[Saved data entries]
************
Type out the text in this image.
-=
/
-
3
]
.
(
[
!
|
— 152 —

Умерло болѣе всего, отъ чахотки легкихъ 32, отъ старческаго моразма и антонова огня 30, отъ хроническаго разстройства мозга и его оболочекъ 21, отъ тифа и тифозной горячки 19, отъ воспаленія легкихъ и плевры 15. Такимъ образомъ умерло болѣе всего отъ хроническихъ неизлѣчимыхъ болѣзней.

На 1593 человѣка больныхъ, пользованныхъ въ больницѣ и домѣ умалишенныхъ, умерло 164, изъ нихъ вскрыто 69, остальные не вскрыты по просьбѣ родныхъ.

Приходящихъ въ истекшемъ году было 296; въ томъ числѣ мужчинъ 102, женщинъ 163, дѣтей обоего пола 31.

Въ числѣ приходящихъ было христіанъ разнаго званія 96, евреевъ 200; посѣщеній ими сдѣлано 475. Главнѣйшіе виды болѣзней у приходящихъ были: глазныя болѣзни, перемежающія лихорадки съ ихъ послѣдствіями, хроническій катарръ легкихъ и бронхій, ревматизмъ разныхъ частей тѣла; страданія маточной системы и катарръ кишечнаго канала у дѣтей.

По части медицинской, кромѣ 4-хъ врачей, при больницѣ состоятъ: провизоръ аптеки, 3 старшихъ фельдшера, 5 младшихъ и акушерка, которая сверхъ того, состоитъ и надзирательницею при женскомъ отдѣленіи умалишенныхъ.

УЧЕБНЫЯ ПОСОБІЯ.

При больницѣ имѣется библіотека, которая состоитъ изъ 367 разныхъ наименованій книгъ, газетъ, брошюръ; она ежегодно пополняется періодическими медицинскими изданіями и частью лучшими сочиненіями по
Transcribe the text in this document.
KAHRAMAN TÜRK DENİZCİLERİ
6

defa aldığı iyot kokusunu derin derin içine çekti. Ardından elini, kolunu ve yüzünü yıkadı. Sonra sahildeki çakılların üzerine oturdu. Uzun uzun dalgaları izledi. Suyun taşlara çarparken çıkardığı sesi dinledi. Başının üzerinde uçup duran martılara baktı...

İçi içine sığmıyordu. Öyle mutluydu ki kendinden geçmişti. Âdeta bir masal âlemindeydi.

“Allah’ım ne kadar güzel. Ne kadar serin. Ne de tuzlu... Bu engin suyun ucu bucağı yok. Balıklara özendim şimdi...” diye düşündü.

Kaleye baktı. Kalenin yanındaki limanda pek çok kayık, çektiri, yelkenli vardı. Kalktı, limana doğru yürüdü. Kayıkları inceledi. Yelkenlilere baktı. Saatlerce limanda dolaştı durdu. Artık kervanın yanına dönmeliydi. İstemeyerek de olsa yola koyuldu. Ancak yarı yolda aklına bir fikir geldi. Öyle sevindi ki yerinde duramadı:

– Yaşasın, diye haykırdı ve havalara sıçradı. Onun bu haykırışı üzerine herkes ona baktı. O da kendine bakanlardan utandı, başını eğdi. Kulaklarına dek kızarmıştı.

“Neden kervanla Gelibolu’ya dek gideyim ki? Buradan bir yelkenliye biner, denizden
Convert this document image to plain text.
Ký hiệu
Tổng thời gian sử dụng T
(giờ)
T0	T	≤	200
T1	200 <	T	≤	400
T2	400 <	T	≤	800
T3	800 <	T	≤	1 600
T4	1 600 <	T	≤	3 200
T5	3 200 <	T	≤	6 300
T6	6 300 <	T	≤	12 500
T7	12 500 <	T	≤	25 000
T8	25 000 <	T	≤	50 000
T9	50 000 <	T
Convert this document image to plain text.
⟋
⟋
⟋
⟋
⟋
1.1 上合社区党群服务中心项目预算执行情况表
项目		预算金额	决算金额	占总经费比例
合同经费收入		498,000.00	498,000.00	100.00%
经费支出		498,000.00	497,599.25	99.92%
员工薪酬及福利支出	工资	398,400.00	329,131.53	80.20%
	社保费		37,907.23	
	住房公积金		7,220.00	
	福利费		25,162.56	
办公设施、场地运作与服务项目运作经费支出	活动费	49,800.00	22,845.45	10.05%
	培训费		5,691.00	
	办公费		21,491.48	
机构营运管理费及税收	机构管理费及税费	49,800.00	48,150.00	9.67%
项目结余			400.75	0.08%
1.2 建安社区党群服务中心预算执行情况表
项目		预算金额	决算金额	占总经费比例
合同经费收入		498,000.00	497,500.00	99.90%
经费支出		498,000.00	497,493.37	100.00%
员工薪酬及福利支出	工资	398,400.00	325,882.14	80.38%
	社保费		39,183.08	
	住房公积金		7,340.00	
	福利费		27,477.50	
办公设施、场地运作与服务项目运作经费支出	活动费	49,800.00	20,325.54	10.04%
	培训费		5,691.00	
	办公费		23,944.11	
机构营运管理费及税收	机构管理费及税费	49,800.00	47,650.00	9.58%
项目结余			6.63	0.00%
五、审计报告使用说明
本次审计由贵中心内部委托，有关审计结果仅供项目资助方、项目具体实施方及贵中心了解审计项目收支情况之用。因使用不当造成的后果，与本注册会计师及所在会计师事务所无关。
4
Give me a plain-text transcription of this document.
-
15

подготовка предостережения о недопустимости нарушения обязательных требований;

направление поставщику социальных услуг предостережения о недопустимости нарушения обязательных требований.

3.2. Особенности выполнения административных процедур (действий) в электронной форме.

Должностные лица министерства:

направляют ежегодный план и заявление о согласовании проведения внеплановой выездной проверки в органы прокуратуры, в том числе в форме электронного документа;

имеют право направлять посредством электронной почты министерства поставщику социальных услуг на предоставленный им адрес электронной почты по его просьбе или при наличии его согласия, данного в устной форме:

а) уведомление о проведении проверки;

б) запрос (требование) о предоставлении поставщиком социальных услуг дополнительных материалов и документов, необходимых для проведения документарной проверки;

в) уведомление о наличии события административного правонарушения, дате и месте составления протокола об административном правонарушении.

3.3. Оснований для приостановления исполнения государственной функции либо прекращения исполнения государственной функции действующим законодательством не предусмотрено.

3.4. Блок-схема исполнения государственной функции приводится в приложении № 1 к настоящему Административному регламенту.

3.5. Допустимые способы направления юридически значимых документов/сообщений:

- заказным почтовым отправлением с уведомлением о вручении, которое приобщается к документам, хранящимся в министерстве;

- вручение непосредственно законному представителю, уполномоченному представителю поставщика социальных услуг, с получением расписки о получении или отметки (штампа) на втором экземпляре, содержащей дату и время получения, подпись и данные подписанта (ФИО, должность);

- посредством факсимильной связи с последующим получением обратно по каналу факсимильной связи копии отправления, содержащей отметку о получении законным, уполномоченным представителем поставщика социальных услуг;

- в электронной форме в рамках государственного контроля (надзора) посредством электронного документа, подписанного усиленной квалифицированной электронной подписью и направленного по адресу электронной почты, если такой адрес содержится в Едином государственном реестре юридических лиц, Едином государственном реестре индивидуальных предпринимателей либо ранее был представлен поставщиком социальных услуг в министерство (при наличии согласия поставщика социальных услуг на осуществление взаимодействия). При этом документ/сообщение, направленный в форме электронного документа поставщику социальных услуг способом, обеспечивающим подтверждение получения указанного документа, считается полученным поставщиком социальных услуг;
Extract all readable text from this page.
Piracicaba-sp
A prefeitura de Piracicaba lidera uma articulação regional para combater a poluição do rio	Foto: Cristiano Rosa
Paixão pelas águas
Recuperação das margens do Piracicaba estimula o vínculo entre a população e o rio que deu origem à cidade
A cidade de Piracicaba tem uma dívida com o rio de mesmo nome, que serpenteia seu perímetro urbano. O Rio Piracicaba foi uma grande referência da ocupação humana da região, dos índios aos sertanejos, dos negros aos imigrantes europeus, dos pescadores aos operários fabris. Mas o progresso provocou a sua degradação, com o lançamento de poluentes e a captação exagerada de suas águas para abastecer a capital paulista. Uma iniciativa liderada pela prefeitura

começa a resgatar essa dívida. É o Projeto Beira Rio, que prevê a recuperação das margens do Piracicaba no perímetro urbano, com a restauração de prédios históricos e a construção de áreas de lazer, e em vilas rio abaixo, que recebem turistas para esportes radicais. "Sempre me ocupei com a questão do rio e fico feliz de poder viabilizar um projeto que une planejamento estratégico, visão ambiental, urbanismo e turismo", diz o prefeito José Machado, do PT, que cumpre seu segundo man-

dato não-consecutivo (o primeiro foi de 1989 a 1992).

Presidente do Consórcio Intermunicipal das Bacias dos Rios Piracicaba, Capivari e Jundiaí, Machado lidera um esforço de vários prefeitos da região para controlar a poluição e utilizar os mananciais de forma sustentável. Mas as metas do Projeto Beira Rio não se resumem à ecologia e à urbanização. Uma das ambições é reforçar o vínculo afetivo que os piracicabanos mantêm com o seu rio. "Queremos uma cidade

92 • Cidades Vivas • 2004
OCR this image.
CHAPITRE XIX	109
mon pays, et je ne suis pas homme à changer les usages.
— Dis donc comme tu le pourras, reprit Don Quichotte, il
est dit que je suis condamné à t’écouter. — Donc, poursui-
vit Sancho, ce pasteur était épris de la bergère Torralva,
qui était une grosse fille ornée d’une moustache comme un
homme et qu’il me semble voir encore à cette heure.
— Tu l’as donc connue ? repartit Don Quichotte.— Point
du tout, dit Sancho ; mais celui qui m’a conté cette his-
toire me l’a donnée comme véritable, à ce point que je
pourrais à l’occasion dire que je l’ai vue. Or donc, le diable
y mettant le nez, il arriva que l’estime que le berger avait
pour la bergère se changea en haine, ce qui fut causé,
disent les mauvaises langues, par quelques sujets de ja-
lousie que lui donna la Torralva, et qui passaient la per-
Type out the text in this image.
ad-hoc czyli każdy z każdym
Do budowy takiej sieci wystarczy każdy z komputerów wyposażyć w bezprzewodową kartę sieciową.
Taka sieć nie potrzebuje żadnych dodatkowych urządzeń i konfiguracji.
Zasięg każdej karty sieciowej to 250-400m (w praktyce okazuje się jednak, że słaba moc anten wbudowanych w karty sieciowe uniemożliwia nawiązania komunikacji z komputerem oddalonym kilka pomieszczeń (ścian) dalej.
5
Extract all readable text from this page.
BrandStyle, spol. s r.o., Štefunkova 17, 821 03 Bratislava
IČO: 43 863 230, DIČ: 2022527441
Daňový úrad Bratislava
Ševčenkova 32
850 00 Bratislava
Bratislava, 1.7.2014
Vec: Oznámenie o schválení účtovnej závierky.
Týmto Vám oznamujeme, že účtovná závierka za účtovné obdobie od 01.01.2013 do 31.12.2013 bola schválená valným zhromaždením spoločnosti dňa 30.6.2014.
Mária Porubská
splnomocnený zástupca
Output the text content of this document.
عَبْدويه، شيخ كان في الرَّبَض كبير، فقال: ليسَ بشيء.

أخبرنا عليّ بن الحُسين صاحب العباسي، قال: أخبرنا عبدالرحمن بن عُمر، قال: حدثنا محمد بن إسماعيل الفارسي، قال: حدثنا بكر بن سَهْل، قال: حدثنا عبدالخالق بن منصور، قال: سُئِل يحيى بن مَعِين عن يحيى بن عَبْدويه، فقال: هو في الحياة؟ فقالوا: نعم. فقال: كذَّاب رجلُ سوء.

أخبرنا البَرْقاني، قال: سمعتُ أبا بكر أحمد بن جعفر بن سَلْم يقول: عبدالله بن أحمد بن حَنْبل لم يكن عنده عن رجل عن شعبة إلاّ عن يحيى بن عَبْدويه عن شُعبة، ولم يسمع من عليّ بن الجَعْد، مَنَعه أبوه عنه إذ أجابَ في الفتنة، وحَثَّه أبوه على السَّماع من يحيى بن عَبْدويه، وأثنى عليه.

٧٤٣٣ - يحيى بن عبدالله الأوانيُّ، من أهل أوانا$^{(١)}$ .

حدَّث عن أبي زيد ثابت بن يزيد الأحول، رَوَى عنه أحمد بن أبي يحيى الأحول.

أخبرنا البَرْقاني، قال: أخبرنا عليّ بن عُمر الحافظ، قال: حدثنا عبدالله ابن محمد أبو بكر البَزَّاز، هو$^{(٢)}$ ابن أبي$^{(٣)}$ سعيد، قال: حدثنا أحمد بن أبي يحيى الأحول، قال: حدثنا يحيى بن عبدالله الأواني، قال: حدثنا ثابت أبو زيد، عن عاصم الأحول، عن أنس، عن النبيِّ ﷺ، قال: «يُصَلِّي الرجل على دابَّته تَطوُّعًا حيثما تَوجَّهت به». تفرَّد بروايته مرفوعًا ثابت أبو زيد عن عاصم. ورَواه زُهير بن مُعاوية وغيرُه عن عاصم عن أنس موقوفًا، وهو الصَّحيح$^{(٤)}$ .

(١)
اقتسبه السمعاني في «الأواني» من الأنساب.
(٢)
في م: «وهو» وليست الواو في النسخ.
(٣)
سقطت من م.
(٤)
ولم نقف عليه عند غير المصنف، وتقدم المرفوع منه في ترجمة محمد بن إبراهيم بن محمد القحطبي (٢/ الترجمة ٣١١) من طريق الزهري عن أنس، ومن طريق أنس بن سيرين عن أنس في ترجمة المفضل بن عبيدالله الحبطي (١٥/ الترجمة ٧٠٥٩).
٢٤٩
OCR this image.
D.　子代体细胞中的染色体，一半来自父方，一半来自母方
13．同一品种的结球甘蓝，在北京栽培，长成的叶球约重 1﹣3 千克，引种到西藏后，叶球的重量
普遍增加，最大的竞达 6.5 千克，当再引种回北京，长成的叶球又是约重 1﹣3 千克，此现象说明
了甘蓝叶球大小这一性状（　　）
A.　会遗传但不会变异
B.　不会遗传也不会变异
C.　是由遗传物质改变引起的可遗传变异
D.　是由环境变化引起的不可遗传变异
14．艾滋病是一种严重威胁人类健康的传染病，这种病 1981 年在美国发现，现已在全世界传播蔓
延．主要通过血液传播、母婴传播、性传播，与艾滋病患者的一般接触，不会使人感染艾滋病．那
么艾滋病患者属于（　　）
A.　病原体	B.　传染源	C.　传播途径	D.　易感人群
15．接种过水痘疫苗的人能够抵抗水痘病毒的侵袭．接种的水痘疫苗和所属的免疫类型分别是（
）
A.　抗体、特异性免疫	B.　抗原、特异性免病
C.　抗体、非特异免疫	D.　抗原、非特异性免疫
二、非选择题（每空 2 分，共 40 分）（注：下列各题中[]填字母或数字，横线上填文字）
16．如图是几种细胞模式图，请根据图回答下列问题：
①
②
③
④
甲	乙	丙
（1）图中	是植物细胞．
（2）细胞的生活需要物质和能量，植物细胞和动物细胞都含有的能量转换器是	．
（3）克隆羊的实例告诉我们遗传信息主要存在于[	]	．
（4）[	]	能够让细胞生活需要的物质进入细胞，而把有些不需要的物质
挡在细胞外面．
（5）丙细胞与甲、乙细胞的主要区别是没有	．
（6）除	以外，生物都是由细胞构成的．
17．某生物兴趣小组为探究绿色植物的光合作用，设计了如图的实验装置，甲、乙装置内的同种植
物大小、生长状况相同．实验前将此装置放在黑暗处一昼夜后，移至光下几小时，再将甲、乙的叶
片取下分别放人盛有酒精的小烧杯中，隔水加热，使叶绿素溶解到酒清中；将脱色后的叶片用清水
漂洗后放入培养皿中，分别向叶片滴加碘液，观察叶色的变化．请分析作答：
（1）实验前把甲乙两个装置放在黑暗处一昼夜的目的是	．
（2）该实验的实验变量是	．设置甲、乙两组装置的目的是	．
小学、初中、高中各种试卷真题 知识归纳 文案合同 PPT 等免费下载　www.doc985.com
************
REQUIREMENT →
Return every line above in which the string "حدثنا" occurs.

RESULT OF THIS TASK →
أخبرنا عليّ بن الحُسين صاحب العباسي، قال: أخبرنا عبدالرحمن بن عُمر، قال: حدثنا محمد بن إسماعيل الفارسي، قال: حدثنا بكر بن سَهْل، قال: حدثنا عبدالخالق بن منصور، قال: سُئِل يحيى بن مَعِين عن يحيى بن عَبْدويه، فقال: هو في الحياة؟ فقالوا: نعم. فقال: كذَّاب رجلُ سوء.
أخبرنا البَرْقاني، قال: أخبرنا عليّ بن عُمر الحافظ، قال: حدثنا عبدالله ابن محمد أبو بكر البَزَّاز، هو$^{(٢)}$ ابن أبي$^{(٣)}$ سعيد، قال: حدثنا أحمد بن أبي يحيى الأحول، قال: حدثنا يحيى بن عبدالله الأواني، قال: حدثنا ثابت أبو زيد، عن عاصم الأحول، عن أنس، عن النبيِّ ﷺ، قال: «يُصَلِّي الرجل على دابَّته تَطوُّعًا حيثما تَوجَّهت به». تفرَّد بروايته مرفوعًا ثابت أبو زيد عن عاصم. ورَواه زُهير بن مُعاوية وغيرُه عن عاصم عن أنس موقوفًا، وهو الصَّحيح$^{(٤)}$ .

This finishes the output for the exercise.